----- DATA PROVIDED -----

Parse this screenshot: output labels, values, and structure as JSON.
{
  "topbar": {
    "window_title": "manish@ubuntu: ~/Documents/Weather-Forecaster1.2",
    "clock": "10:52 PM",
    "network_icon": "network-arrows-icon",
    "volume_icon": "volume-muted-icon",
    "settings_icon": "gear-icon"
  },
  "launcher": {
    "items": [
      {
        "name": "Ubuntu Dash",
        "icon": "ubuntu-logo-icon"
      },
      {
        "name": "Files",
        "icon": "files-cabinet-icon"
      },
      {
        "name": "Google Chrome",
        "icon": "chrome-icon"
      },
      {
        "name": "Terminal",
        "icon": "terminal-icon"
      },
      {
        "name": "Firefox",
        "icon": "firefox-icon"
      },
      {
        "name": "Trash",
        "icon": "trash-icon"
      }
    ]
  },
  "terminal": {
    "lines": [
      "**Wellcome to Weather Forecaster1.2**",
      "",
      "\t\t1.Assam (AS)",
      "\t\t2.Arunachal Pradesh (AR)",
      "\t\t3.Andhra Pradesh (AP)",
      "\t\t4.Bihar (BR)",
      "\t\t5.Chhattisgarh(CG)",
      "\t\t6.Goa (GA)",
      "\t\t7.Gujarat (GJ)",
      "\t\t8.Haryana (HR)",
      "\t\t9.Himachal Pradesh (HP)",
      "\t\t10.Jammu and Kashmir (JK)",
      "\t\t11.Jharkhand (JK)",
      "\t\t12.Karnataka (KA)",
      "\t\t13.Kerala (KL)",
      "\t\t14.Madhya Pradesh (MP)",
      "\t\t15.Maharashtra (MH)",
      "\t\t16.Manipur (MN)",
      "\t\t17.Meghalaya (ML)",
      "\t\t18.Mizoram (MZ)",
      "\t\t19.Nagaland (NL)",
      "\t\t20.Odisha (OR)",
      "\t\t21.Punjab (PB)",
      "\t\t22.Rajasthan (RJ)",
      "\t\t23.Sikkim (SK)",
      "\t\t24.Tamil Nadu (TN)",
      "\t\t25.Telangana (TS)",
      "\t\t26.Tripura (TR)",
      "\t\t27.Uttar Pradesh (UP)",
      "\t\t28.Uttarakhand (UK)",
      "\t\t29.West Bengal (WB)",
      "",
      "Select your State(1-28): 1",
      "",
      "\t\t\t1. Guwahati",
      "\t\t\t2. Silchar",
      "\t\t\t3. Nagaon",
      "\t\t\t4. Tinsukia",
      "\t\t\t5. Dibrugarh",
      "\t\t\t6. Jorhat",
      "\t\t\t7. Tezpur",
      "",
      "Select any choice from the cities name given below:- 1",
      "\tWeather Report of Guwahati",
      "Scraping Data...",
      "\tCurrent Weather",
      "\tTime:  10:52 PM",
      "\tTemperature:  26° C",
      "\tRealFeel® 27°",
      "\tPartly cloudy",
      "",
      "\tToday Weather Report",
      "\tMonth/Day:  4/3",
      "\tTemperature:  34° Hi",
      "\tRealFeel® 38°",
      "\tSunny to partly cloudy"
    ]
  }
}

-----

▸ **TASK TO COMPLETE**:
Nothing should be changed: write out all of the data as is.

▸ **RESPONSE TO THE TASK**:
Parse this screenshot: output labels, values, and structure as JSON.
{
  "topbar": {
    "window_title": "manish@ubuntu: ~/Documents/Weather-Forecaster1.2",
    "clock": "10:52 PM",
    "network_icon": "network-arrows-icon",
    "volume_icon": "volume-muted-icon",
    "settings_icon": "gear-icon"
  },
  "launcher": {
    "items": [
      {
        "name": "Ubuntu Dash",
        "icon": "ubuntu-logo-icon"
      },
      {
        "name": "Files",
        "icon": "files-cabinet-icon"
      },
      {
        "name": "Google Chrome",
        "icon": "chrome-icon"
      },
      {
        "name": "Terminal",
        "icon": "terminal-icon"
      },
      {
        "name": "Firefox",
        "icon": "firefox-icon"
      },
      {
        "name": "Trash",
        "icon": "trash-icon"
      }
    ]
  },
  "terminal": {
    "lines": [
      "**Wellcome to Weather Forecaster1.2**",
      "",
      "\t\t1.Assam (AS)",
      "\t\t2.Arunachal Pradesh (AR)",
      "\t\t3.Andhra Pradesh (AP)",
      "\t\t4.Bihar (BR)",
      "\t\t5.Chhattisgarh(CG)",
      "\t\t6.Goa (GA)",
      "\t\t7.Gujarat (GJ)",
      "\t\t8.Haryana (HR)",
      "\t\t9.Himachal Pradesh (HP)",
      "\t\t10.Jammu and Kashmir (JK)",
      "\t\t11.Jharkhand (JK)",
      "\t\t12.Karnataka (KA)",
      "\t\t13.Kerala (KL)",
      "\t\t14.Madhya Pradesh (MP)",
      "\t\t15.Maharashtra (MH)",
      "\t\t16.Manipur (MN)",
      "\t\t17.Meghalaya (ML)",
      "\t\t18.Mizoram (MZ)",
      "\t\t19.Nagaland (NL)",
      "\t\t20.Odisha (OR)",
      "\t\t21.Punjab (PB)",
      "\t\t22.Rajasthan (RJ)",
      "\t\t23.Sikkim (SK)",
      "\t\t24.Tamil Nadu (TN)",
      "\t\t25.Telangana (TS)",
      "\t\t26.Tripura (TR)",
      "\t\t27.Uttar Pradesh (UP)",
      "\t\t28.Uttarakhand (UK)",
      "\t\t29.West Bengal (WB)",
      "",
      "Select your State(1-28): 1",
      "",
      "\t\t\t1. Guwahati",
      "\t\t\t2. Silchar",
      "\t\t\t3. Nagaon",
      "\t\t\t4. Tinsukia",
      "\t\t\t5. Dibrugarh",
      "\t\t\t6. Jorhat",
      "\t\t\t7. Tezpur",
      "",
      "Select any choice from the cities name given below:- 1",
      "\tWeather Report of Guwahati",
      "Scraping Data...",
      "\tCurrent Weather",
      "\tTime:  10:52 PM",
      "\tTemperature:  26° C",
      "\tRealFeel® 27°",
      "\tPartly cloudy",
      "",
      "\tToday Weather Report",
      "\tMonth/Day:  4/3",
      "\tTemperature:  34° Hi",
      "\tRealFeel® 38°",
      "\tSunny to partly cloudy"
    ]
  }
}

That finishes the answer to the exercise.